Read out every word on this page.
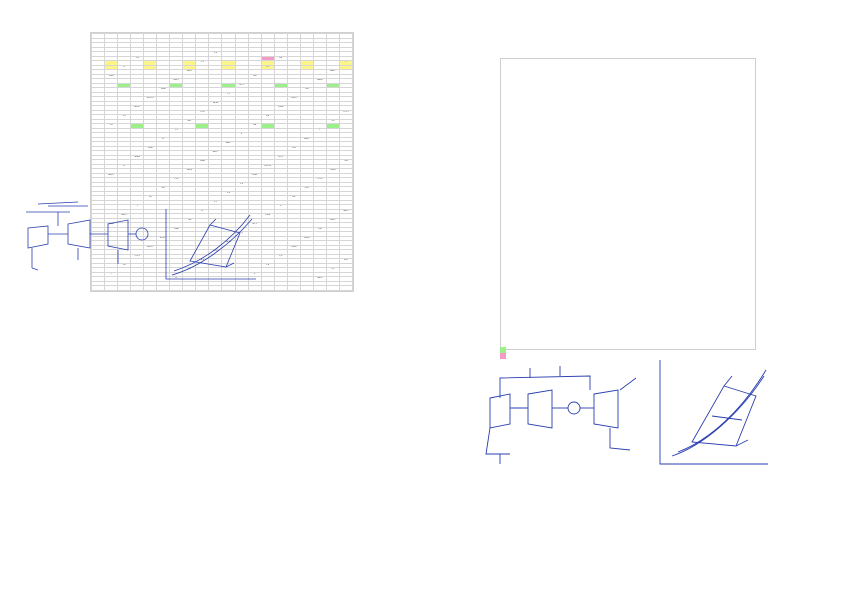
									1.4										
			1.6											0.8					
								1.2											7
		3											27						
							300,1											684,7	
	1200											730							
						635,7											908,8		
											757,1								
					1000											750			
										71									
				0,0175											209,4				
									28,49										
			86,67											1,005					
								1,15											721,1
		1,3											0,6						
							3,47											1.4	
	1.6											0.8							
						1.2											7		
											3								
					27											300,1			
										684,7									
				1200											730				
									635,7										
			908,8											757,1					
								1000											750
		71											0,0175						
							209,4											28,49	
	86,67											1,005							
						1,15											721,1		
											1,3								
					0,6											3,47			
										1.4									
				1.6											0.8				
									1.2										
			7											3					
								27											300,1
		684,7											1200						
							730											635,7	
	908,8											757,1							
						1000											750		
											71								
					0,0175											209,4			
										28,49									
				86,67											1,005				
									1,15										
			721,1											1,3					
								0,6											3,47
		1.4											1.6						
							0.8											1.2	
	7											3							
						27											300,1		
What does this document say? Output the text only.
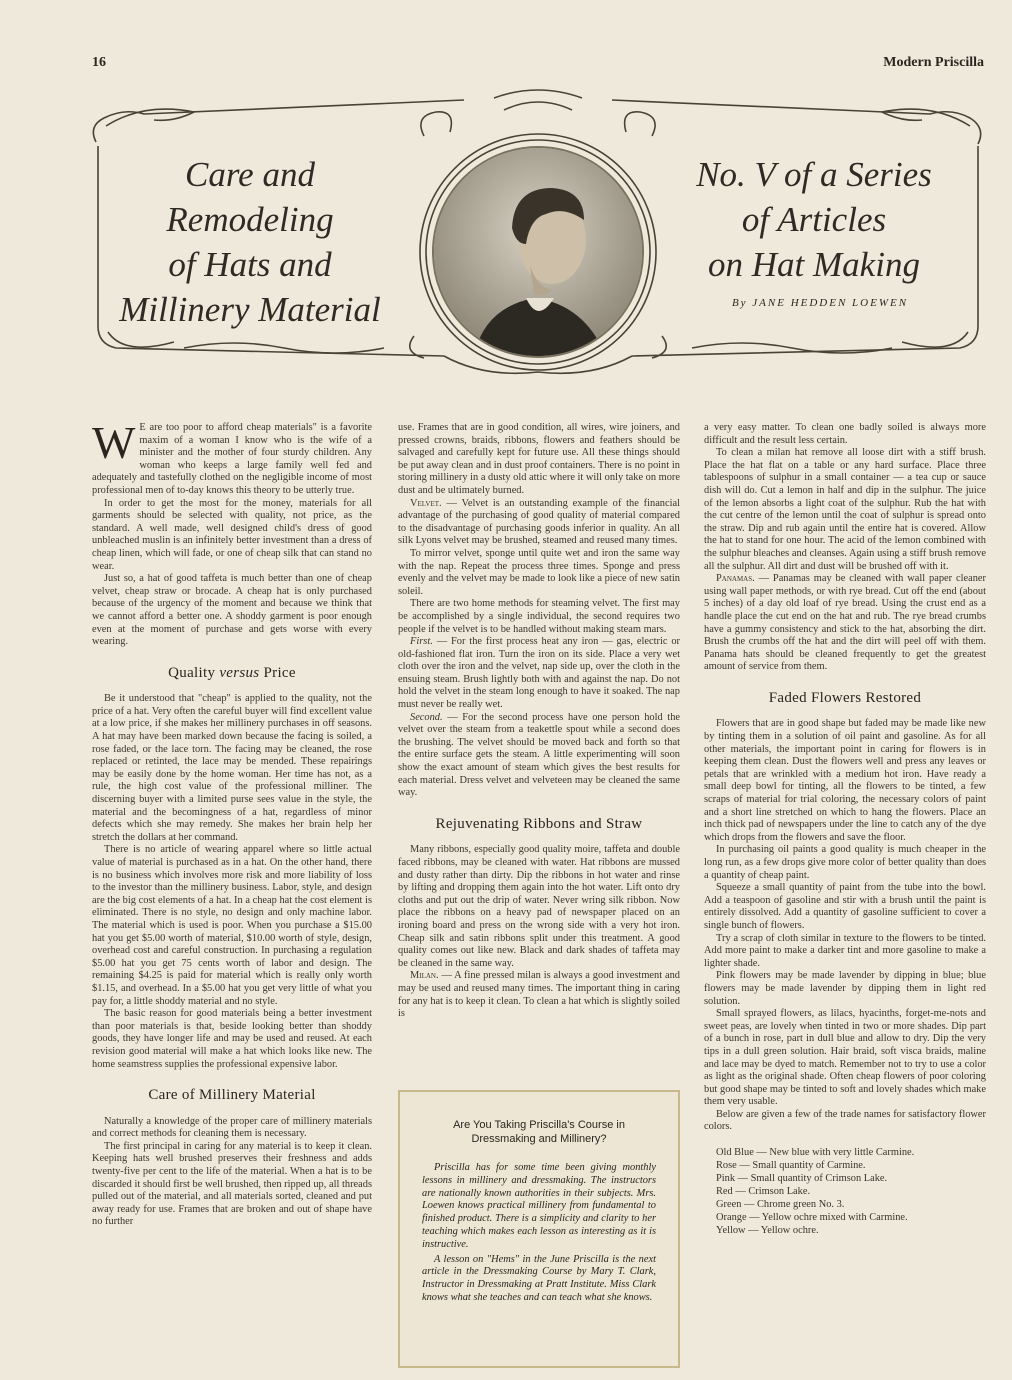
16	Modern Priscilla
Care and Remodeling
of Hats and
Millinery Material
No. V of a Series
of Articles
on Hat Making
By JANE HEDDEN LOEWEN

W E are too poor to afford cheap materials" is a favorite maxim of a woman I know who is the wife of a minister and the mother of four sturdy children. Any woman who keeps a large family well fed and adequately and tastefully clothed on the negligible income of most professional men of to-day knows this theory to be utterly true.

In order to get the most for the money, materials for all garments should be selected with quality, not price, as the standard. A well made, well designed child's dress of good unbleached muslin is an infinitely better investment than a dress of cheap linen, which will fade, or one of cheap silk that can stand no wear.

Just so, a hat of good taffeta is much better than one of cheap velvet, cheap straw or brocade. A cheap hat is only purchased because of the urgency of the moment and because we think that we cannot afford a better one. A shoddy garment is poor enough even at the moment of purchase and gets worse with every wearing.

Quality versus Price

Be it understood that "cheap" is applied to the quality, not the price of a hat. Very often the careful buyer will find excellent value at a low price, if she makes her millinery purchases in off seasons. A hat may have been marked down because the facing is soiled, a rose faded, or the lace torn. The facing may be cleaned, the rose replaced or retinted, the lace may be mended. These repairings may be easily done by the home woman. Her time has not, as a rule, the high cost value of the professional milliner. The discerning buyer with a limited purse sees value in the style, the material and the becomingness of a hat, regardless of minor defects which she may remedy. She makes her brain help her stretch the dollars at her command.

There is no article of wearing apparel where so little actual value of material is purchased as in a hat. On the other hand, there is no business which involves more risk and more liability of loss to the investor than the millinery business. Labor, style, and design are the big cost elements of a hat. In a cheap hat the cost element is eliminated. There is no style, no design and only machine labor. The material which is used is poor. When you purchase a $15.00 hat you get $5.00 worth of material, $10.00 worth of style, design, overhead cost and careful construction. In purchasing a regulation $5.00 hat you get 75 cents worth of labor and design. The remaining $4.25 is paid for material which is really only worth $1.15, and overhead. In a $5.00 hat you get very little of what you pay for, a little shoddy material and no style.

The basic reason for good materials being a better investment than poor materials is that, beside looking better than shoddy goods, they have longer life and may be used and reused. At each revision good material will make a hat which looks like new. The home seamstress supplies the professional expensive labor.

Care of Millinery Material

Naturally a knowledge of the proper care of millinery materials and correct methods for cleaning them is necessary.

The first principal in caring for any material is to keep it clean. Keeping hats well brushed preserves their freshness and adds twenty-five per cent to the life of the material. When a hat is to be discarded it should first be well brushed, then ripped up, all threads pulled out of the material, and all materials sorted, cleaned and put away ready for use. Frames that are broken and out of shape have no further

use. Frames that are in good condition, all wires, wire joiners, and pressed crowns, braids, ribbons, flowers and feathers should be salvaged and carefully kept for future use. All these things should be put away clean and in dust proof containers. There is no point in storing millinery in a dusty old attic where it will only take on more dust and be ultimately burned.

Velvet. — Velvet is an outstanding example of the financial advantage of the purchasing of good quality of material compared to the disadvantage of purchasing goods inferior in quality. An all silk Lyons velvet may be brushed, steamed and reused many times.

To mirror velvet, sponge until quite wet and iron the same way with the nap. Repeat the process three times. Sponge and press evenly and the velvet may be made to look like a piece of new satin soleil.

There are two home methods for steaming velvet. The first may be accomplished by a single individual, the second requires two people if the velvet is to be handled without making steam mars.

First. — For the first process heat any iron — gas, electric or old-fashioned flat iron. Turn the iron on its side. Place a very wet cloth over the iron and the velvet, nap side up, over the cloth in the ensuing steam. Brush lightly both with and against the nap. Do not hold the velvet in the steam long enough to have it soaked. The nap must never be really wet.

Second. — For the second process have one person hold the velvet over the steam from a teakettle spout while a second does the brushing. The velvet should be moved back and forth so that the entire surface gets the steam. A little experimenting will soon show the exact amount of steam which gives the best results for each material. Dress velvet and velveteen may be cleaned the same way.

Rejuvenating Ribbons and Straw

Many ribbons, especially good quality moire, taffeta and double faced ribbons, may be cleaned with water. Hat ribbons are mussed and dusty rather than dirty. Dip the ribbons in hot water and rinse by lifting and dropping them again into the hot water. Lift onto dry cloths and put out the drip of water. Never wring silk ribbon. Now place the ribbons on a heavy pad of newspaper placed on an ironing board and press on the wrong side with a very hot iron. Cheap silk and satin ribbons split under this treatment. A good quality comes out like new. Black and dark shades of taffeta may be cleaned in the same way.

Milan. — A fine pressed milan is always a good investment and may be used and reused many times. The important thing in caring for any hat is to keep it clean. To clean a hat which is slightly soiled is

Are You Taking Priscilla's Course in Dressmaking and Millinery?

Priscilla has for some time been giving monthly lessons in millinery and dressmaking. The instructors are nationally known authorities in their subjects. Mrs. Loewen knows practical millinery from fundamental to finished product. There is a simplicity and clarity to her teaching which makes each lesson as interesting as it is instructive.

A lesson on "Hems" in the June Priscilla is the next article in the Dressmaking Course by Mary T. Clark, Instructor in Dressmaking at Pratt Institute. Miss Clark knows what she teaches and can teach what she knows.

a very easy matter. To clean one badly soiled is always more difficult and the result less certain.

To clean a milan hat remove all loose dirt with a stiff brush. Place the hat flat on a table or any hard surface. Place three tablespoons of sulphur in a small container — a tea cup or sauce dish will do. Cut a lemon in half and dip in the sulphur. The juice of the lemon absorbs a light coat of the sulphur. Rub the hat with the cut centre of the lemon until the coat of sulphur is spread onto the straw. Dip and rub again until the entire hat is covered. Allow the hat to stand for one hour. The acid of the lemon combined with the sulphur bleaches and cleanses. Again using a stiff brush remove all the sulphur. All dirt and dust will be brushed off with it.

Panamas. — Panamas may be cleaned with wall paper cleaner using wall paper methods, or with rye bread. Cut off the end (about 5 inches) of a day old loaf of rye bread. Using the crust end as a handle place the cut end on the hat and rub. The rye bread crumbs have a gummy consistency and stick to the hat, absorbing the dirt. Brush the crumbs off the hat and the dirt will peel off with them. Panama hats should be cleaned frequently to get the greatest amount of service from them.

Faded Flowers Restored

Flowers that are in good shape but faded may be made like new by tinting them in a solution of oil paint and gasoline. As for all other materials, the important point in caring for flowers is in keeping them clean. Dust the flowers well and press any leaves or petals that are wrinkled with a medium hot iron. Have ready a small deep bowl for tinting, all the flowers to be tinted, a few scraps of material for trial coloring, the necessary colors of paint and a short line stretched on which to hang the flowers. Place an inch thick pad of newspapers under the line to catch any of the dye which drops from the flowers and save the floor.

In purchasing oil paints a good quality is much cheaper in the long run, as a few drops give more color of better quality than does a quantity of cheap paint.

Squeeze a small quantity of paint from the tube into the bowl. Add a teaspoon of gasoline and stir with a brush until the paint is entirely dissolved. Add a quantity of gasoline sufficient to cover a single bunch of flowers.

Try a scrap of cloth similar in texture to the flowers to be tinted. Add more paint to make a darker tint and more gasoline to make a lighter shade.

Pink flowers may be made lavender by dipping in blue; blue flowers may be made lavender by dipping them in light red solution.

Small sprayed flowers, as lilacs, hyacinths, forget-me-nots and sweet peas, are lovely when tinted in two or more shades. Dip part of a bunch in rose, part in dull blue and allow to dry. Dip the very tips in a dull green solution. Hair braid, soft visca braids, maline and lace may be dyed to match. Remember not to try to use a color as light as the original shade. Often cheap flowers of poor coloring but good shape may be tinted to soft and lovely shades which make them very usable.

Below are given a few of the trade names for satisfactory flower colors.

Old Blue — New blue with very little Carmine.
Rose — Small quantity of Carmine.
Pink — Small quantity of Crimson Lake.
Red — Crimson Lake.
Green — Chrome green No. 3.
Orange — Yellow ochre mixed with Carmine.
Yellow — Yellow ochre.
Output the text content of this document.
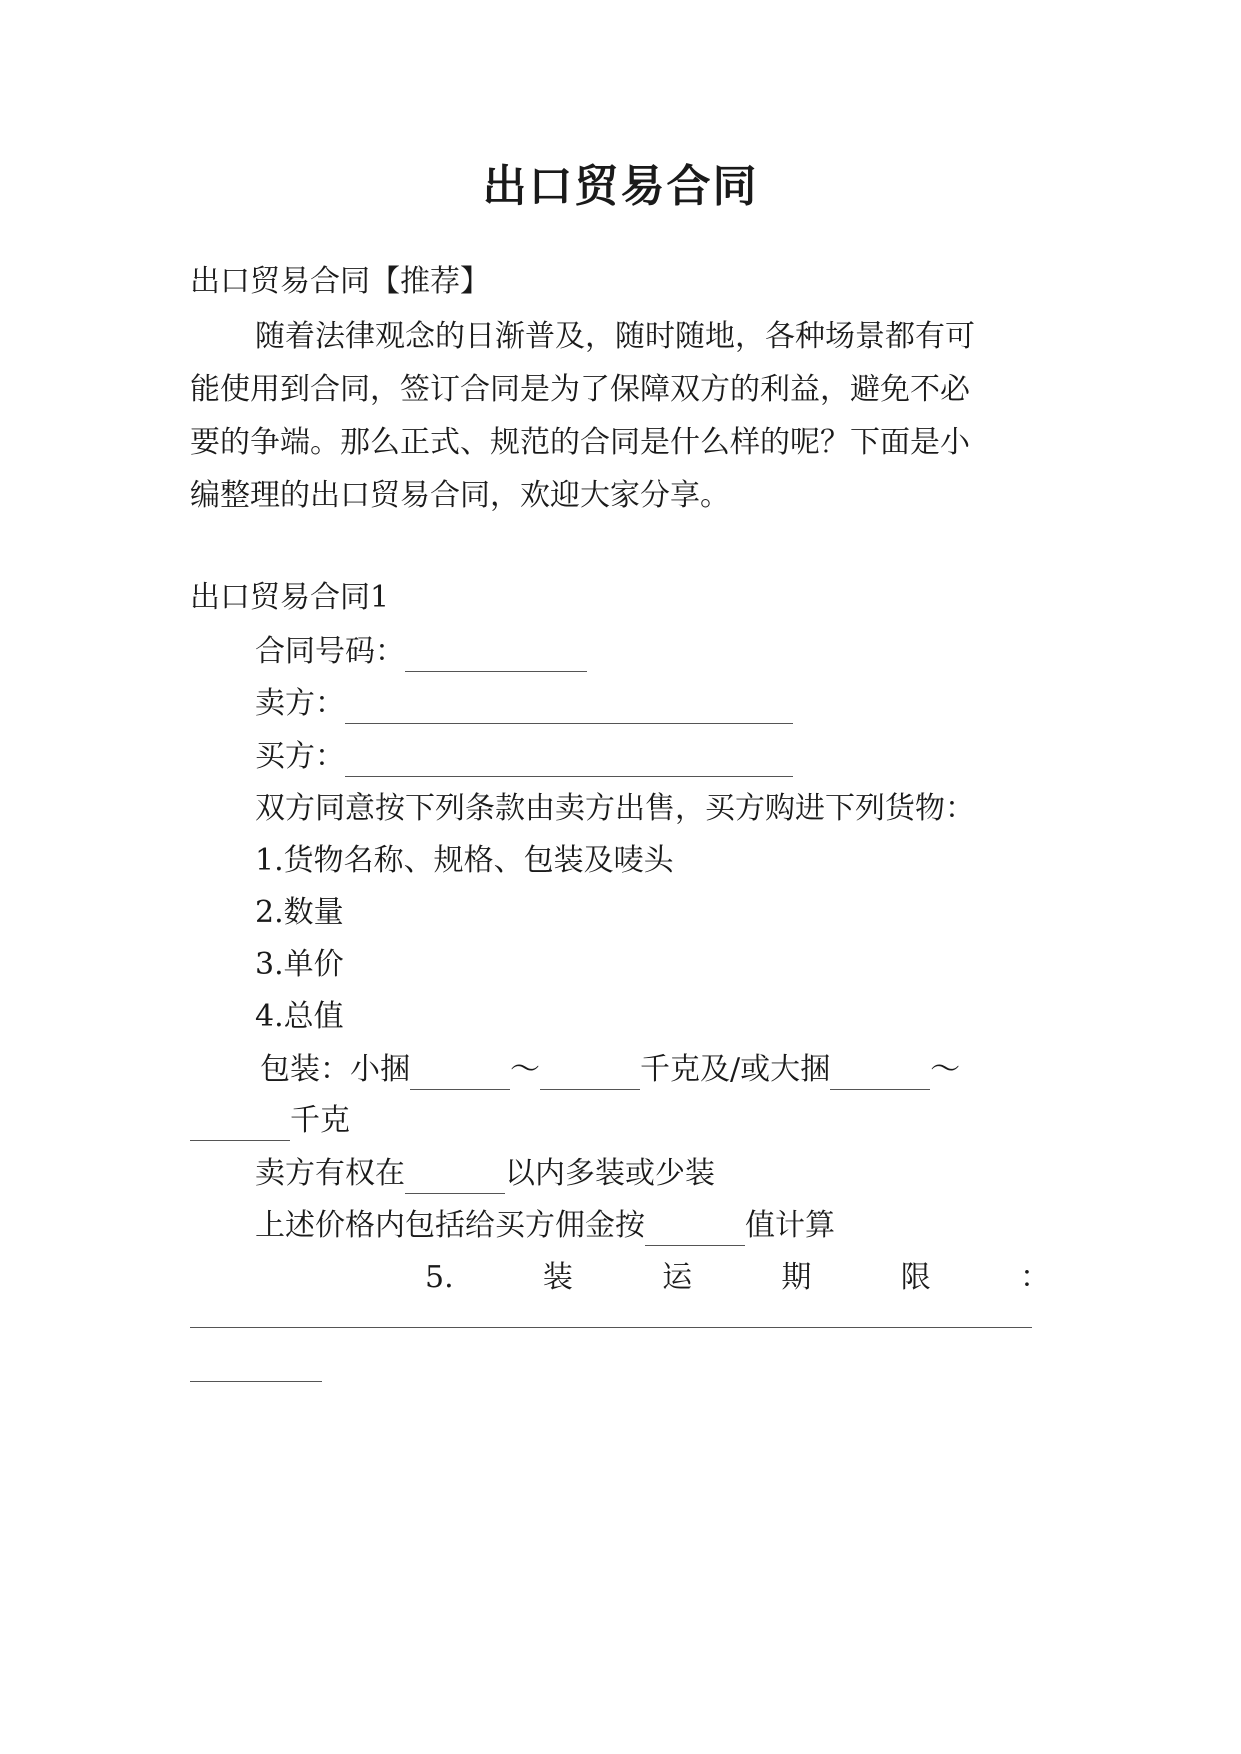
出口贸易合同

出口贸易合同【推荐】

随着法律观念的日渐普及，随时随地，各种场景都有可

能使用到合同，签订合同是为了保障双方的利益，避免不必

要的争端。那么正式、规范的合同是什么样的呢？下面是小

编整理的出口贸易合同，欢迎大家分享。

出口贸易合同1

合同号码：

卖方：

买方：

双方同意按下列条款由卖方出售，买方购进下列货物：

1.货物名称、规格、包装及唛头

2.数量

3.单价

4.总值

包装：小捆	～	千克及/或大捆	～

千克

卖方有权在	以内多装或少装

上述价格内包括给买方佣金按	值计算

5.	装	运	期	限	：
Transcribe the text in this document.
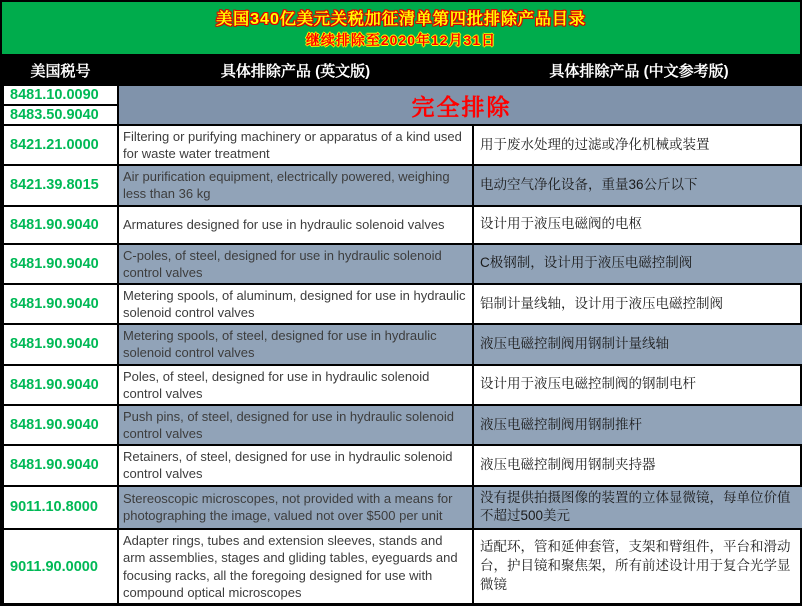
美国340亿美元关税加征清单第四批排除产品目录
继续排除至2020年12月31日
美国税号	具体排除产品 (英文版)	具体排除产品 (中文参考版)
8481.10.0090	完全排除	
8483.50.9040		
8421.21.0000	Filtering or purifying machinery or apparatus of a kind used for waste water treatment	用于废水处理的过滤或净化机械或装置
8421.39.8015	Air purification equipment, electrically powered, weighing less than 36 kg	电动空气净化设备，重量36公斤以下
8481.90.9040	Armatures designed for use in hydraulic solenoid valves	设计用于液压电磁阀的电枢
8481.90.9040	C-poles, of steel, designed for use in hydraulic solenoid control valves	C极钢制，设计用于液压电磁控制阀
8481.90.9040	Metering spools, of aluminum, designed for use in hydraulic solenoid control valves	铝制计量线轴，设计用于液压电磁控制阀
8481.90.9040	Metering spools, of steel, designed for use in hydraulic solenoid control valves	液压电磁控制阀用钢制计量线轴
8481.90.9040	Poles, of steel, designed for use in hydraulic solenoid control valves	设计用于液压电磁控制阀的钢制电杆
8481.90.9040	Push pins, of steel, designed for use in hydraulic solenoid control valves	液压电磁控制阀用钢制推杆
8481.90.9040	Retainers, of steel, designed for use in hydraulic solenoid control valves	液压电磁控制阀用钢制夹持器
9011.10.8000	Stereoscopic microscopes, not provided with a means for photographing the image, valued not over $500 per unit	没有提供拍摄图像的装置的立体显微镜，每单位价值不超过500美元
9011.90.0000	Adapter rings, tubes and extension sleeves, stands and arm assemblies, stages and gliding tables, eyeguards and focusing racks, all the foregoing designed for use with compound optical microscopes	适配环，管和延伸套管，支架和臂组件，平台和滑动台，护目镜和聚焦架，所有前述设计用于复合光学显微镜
-*-*-
§ Required task: Print once more, exactly, the lines from the one with "Output the text content of this document." through the last line of the data, both ends included, without any pictures.

§ Task solution:
Output the text content of this document.
出口贸易合同

出口贸易合同【推荐】

随着法律观念的日渐普及，随时随地，各种场景都有可

能使用到合同，签订合同是为了保障双方的利益，避免不必

要的争端。那么正式、规范的合同是什么样的呢？下面是小

编整理的出口贸易合同，欢迎大家分享。

出口贸易合同1

合同号码：

卖方：

买方：

双方同意按下列条款由卖方出售，买方购进下列货物：

1.货物名称、规格、包装及唛头

2.数量

3.单价

4.总值

包装：小捆	～	千克及/或大捆	～

千克

卖方有权在	以内多装或少装

上述价格内包括给买方佣金按	值计算

5.	装	运	期	限	：
Transcribe the text in this document.
美国340亿美元关税加征清单第四批排除产品目录
继续排除至2020年12月31日
美国税号	具体排除产品 (英文版)	具体排除产品 (中文参考版)
8481.10.0090	完全排除	
8483.50.9040		
8421.21.0000	Filtering or purifying machinery or apparatus of a kind used for waste water treatment	用于废水处理的过滤或净化机械或装置
8421.39.8015	Air purification equipment, electrically powered, weighing less than 36 kg	电动空气净化设备，重量36公斤以下
8481.90.9040	Armatures designed for use in hydraulic solenoid valves	设计用于液压电磁阀的电枢
8481.90.9040	C-poles, of steel, designed for use in hydraulic solenoid control valves	C极钢制，设计用于液压电磁控制阀
8481.90.9040	Metering spools, of aluminum, designed for use in hydraulic solenoid control valves	铝制计量线轴，设计用于液压电磁控制阀
8481.90.9040	Metering spools, of steel, designed for use in hydraulic solenoid control valves	液压电磁控制阀用钢制计量线轴
8481.90.9040	Poles, of steel, designed for use in hydraulic solenoid control valves	设计用于液压电磁控制阀的钢制电杆
8481.90.9040	Push pins, of steel, designed for use in hydraulic solenoid control valves	液压电磁控制阀用钢制推杆
8481.90.9040	Retainers, of steel, designed for use in hydraulic solenoid control valves	液压电磁控制阀用钢制夹持器
9011.10.8000	Stereoscopic microscopes, not provided with a means for photographing the image, valued not over $500 per unit	没有提供拍摄图像的装置的立体显微镜，每单位价值不超过500美元
9011.90.0000	Adapter rings, tubes and extension sleeves, stands and arm assemblies, stages and gliding tables, eyeguards and focusing racks, all the foregoing designed for use with compound optical microscopes	适配环，管和延伸套管，支架和臂组件，平台和滑动台，护目镜和聚焦架，所有前述设计用于复合光学显微镜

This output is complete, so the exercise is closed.